:: Challenge ::
Retype the data below without altering anything.

:: Records for the exercise ::
○ ○ ○ ○ ○

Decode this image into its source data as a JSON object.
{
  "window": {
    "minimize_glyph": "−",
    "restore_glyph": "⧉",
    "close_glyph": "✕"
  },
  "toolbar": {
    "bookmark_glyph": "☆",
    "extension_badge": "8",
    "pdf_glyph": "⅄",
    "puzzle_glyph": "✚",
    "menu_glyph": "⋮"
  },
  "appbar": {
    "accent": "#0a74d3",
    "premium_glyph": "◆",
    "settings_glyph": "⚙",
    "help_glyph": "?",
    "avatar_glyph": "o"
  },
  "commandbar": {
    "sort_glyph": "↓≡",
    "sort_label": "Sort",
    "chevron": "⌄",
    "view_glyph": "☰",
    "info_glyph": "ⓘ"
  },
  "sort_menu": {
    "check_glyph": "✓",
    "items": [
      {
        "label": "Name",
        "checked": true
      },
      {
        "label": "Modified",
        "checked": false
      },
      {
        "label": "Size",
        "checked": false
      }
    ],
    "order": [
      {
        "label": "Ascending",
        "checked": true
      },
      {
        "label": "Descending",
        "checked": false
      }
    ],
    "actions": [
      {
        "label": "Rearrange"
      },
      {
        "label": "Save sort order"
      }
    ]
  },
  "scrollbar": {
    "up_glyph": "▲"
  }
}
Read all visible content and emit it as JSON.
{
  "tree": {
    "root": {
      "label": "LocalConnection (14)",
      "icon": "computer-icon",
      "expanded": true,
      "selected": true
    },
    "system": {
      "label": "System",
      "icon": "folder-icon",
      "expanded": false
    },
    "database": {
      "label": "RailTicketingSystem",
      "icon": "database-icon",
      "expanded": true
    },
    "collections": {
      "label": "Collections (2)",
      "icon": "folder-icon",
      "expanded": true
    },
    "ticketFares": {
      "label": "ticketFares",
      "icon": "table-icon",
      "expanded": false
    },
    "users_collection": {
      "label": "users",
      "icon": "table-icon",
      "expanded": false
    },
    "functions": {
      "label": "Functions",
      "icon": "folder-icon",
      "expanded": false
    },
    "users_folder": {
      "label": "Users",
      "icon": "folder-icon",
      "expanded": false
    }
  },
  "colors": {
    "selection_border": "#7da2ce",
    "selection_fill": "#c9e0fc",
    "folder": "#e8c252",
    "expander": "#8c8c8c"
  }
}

○ ○ ○ ○ ○

:: Result of this exercise ::
Decode this image into its source data as a JSON object.
{
  "window": {
    "minimize_glyph": "−",
    "restore_glyph": "⧉",
    "close_glyph": "✕"
  },
  "toolbar": {
    "bookmark_glyph": "☆",
    "extension_badge": "8",
    "pdf_glyph": "⅄",
    "puzzle_glyph": "✚",
    "menu_glyph": "⋮"
  },
  "appbar": {
    "accent": "#0a74d3",
    "premium_glyph": "◆",
    "settings_glyph": "⚙",
    "help_glyph": "?",
    "avatar_glyph": "o"
  },
  "commandbar": {
    "sort_glyph": "↓≡",
    "sort_label": "Sort",
    "chevron": "⌄",
    "view_glyph": "☰",
    "info_glyph": "ⓘ"
  },
  "sort_menu": {
    "check_glyph": "✓",
    "items": [
      {
        "label": "Name",
        "checked": true
      },
      {
        "label": "Modified",
        "checked": false
      },
      {
        "label": "Size",
        "checked": false
      }
    ],
    "order": [
      {
        "label": "Ascending",
        "checked": true
      },
      {
        "label": "Descending",
        "checked": false
      }
    ],
    "actions": [
      {
        "label": "Rearrange"
      },
      {
        "label": "Save sort order"
      }
    ]
  },
  "scrollbar": {
    "up_glyph": "▲"
  }
}
Read all visible content and emit it as JSON.
{
  "tree": {
    "root": {
      "label": "LocalConnection (14)",
      "icon": "computer-icon",
      "expanded": true,
      "selected": true
    },
    "system": {
      "label": "System",
      "icon": "folder-icon",
      "expanded": false
    },
    "database": {
      "label": "RailTicketingSystem",
      "icon": "database-icon",
      "expanded": true
    },
    "collections": {
      "label": "Collections (2)",
      "icon": "folder-icon",
      "expanded": true
    },
    "ticketFares": {
      "label": "ticketFares",
      "icon": "table-icon",
      "expanded": false
    },
    "users_collection": {
      "label": "users",
      "icon": "table-icon",
      "expanded": false
    },
    "functions": {
      "label": "Functions",
      "icon": "folder-icon",
      "expanded": false
    },
    "users_folder": {
      "label": "Users",
      "icon": "folder-icon",
      "expanded": false
    }
  },
  "colors": {
    "selection_border": "#7da2ce",
    "selection_fill": "#c9e0fc",
    "folder": "#e8c252",
    "expander": "#8c8c8c"
  }
}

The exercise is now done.